Given exercise
Copy only what runs from the line containing "Output the text content of this document." to the last line, both included, keeping it exact and omitting pictures.

Dataset records
----

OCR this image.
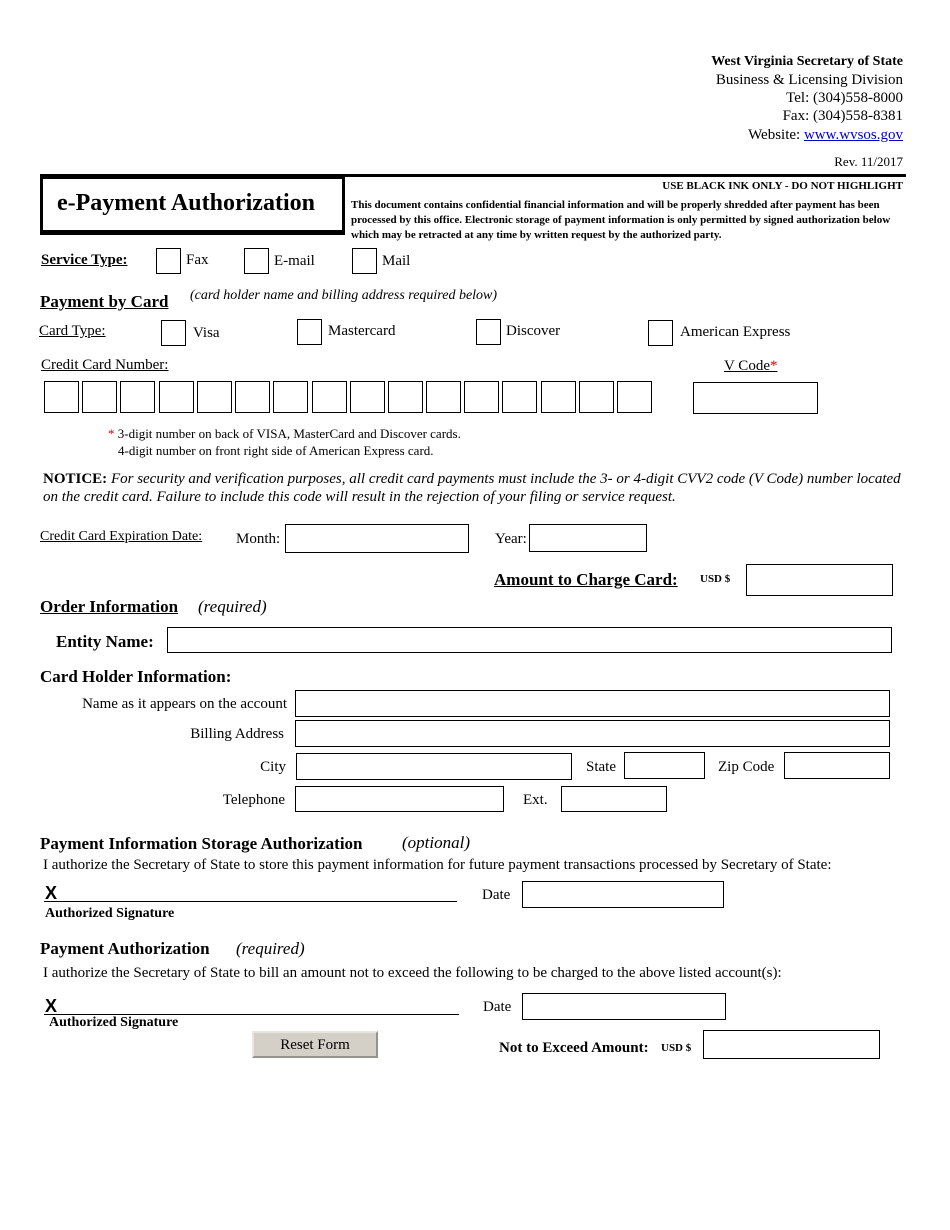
West Virginia Secretary of State
Business & Licensing Division
Tel: (304)558-8000
Fax: (304)558-8381
Website: www.wvsos.gov
Rev. 11/2017
e-Payment Authorization
USE BLACK INK ONLY - DO NOT HIGHLIGHT
This document contains confidential financial information and will be properly shredded after payment has been processed by this office. Electronic storage of payment information is only permitted by signed authorization below which may be retracted at any time by written request by the authorized party.
Service Type:	Fax	E-mail	Mail
Payment by Card (card holder name and billing address required below)
Card Type:	Visa	Mastercard	Discover	American Express
Credit Card Number:	V Code*
* 3-digit number on back of VISA, MasterCard and Discover cards.
4-digit number on front right side of American Express card.
NOTICE: For security and verification purposes, all credit card payments must include the 3- or 4-digit CVV2 code (V Code) number located on the credit card. Failure to include this code will result in the rejection of your filing or service request.
Credit Card Expiration Date: Month:	Year:
Amount to Charge Card: USD $
Order Information (required)
Entity Name:
Card Holder Information:
Name as it appears on the account
Billing Address
City	State	Zip Code
Telephone	Ext.
Payment Information Storage Authorization (optional)
I authorize the Secretary of State to store this payment information for future payment transactions processed by Secretary of State:
X
Authorized Signature
Date
Payment Authorization (required)
I authorize the Secretary of State to bill an amount not to exceed the following to be charged to the above listed account(s):
X
Authorized Signature
Date
Reset Form	Not to Exceed Amount: USD $
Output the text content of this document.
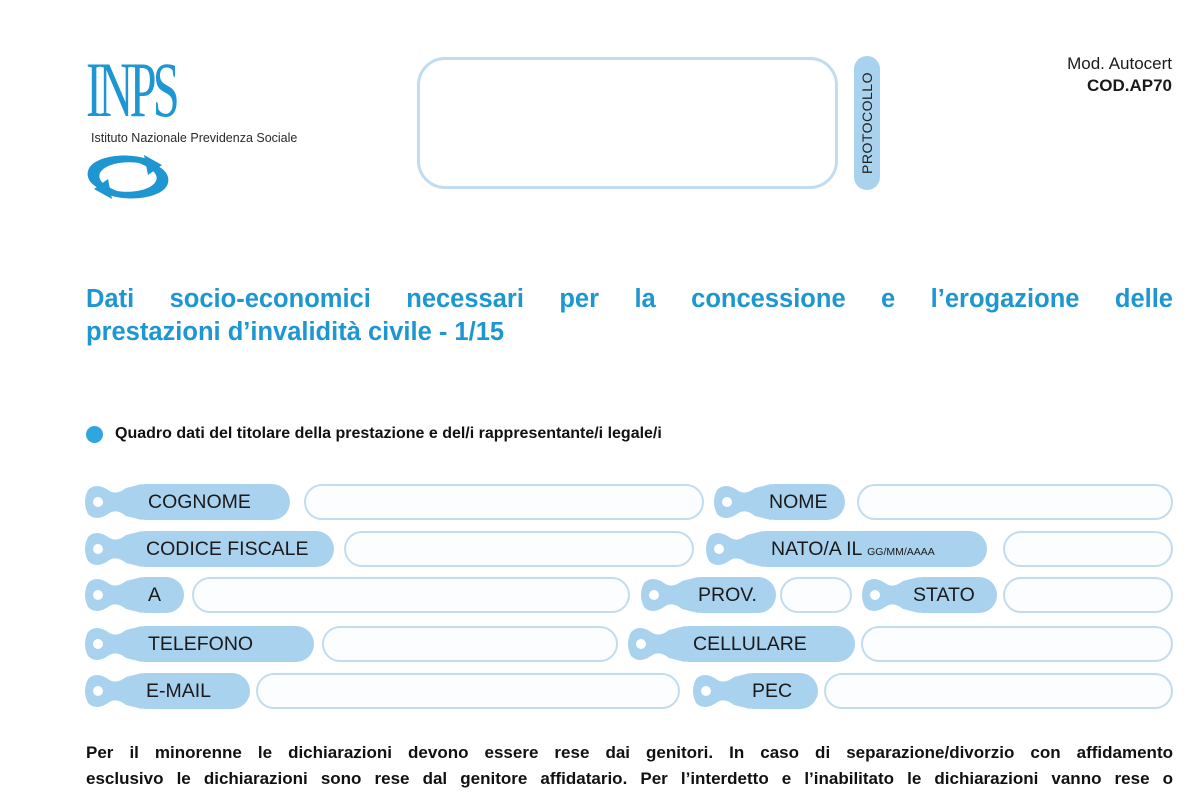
INPS
Istituto Nazionale Previdenza Sociale	PROTOCOLLO
Mod. Autocert
COD.AP70
Dati socio-economici necessari per la concessione e l’erogazione delle
prestazioni d’invalidità civile - 1/15
Quadro dati del titolare della prestazione e del/i rappresentante/i legale/i
COGNOME	NOME
CODICE FISCALE	NATO/A IL GG/MM/AAAA
A	PROV.	STATO
TELEFONO	CELLULARE
E-MAIL	PEC
Per il minorenne le dichiarazioni devono essere rese dai genitori. In caso di separazione/divorzio con affidamento
esclusivo le dichiarazioni sono rese dal genitore affidatario. Per l’interdetto e l’inabilitato le dichiarazioni vanno rese o
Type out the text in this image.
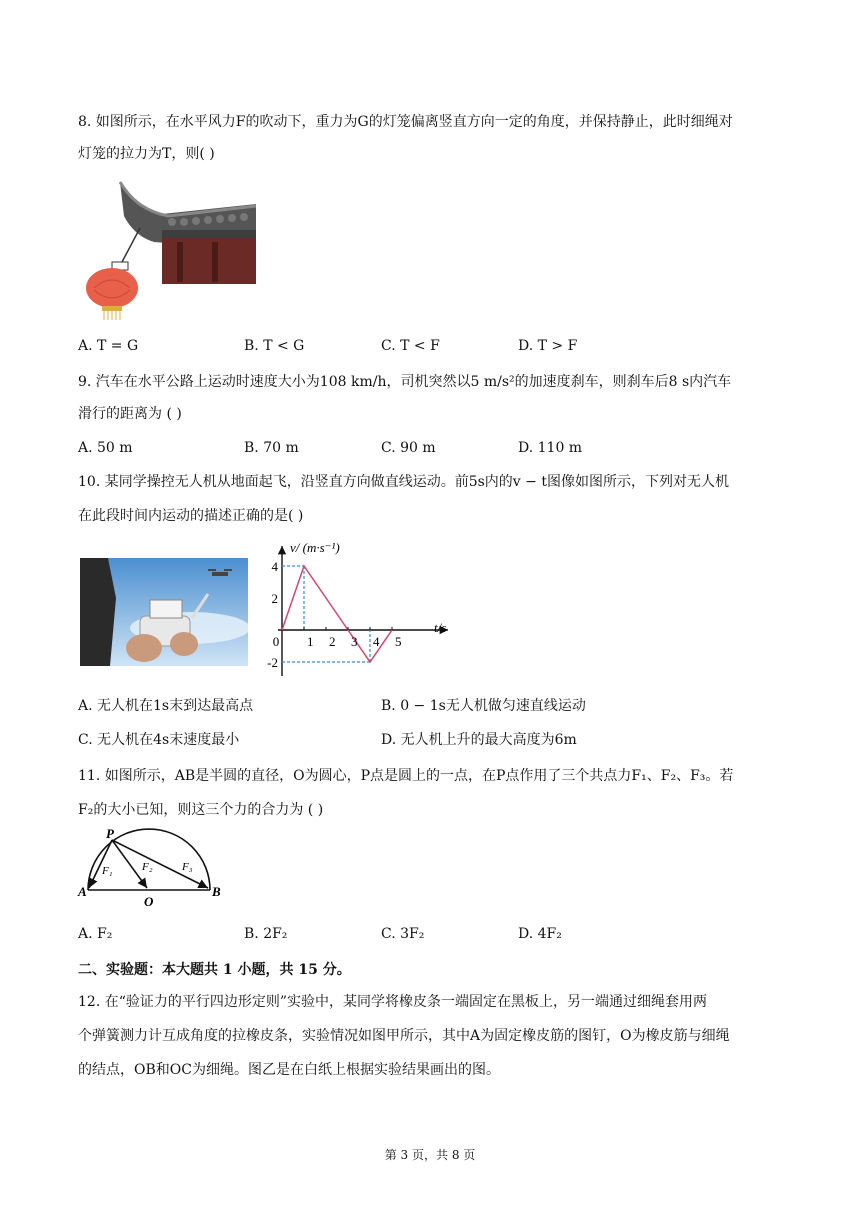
8. 如图所示，在水平风力F的吹动下，重力为G的灯笼偏离竖直方向一定的角度，并保持静止，此时细绳对
灯笼的拉力为T，则( )
A. T = G	B. T < G	C. T < F	D. T > F
9. 汽车在水平公路上运动时速度大小为108 km/h，司机突然以5 m/s²的加速度刹车，则刹车后8 s内汽车
滑行的距离为 ( )
A. 50 m	B. 70 m	C. 90 m	D. 110 m
10. 某同学操控无人机从地面起飞，沿竖直方向做直线运动。前5s内的v − t图像如图所示，下列对无人机
在此段时间内运动的描述正确的是( )
0 1 2 3 4 5
4
2
-2
v/ (m·s⁻¹)
t/s
A. 无人机在1s末到达最高点	B. 0 − 1s无人机做匀速直线运动
C. 无人机在4s末速度最小	D. 无人机上升的最大高度为6m
11. 如图所示，AB是半圆的直径，O为圆心，P点是圆上的一点，在P点作用了三个共点力F₁、F₂、F₃。若
F₂的大小已知，则这三个力的合力为 ( )
P
A	B
O
F₁	F₂	F₃
A. F₂	B. 2F₂	C. 3F₂	D. 4F₂
二、实验题：本大题共 1 小题，共 15 分。
12. 在“验证力的平行四边形定则”实验中，某同学将橡皮条一端固定在黑板上，另一端通过细绳套用两
个弹簧测力计互成角度的拉橡皮条，实验情况如图甲所示，其中A为固定橡皮筋的图钉，O为橡皮筋与细绳
的结点，OB和OC为细绳。图乙是在白纸上根据实验结果画出的图。
第 3 页，共 8 页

----

Completed task
Output the text content of this document.
INPS
Istituto Nazionale Previdenza Sociale	PROTOCOLLO
Mod. Autocert
COD.AP70
Dati socio-economici necessari per la concessione e l’erogazione delle
prestazioni d’invalidità civile - 1/15
Quadro dati del titolare della prestazione e del/i rappresentante/i legale/i
COGNOME	NOME
CODICE FISCALE	NATO/A IL GG/MM/AAAA
A	PROV.	STATO
TELEFONO	CELLULARE
E-MAIL	PEC
Per il minorenne le dichiarazioni devono essere rese dai genitori. In caso di separazione/divorzio con affidamento
esclusivo le dichiarazioni sono rese dal genitore affidatario. Per l’interdetto e l’inabilitato le dichiarazioni vanno rese o
Type out the text in this image.
8. 如图所示，在水平风力F的吹动下，重力为G的灯笼偏离竖直方向一定的角度，并保持静止，此时细绳对
灯笼的拉力为T，则( )
A. T = G	B. T < G	C. T < F	D. T > F
9. 汽车在水平公路上运动时速度大小为108 km/h，司机突然以5 m/s²的加速度刹车，则刹车后8 s内汽车
滑行的距离为 ( )
A. 50 m	B. 70 m	C. 90 m	D. 110 m
10. 某同学操控无人机从地面起飞，沿竖直方向做直线运动。前5s内的v − t图像如图所示，下列对无人机
在此段时间内运动的描述正确的是( )
0 1 2 3 4 5
4
2
-2
v/ (m·s⁻¹)
t/s
A. 无人机在1s末到达最高点	B. 0 − 1s无人机做匀速直线运动
C. 无人机在4s末速度最小	D. 无人机上升的最大高度为6m
11. 如图所示，AB是半圆的直径，O为圆心，P点是圆上的一点，在P点作用了三个共点力F₁、F₂、F₃。若
F₂的大小已知，则这三个力的合力为 ( )
P
A	B
O
F₁	F₂	F₃
A. F₂	B. 2F₂	C. 3F₂	D. 4F₂
二、实验题：本大题共 1 小题，共 15 分。
12. 在“验证力的平行四边形定则”实验中，某同学将橡皮条一端固定在黑板上，另一端通过细绳套用两
个弹簧测力计互成角度的拉橡皮条，实验情况如图甲所示，其中A为固定橡皮筋的图钉，O为橡皮筋与细绳
的结点，OB和OC为细绳。图乙是在白纸上根据实验结果画出的图。
第 3 页，共 8 页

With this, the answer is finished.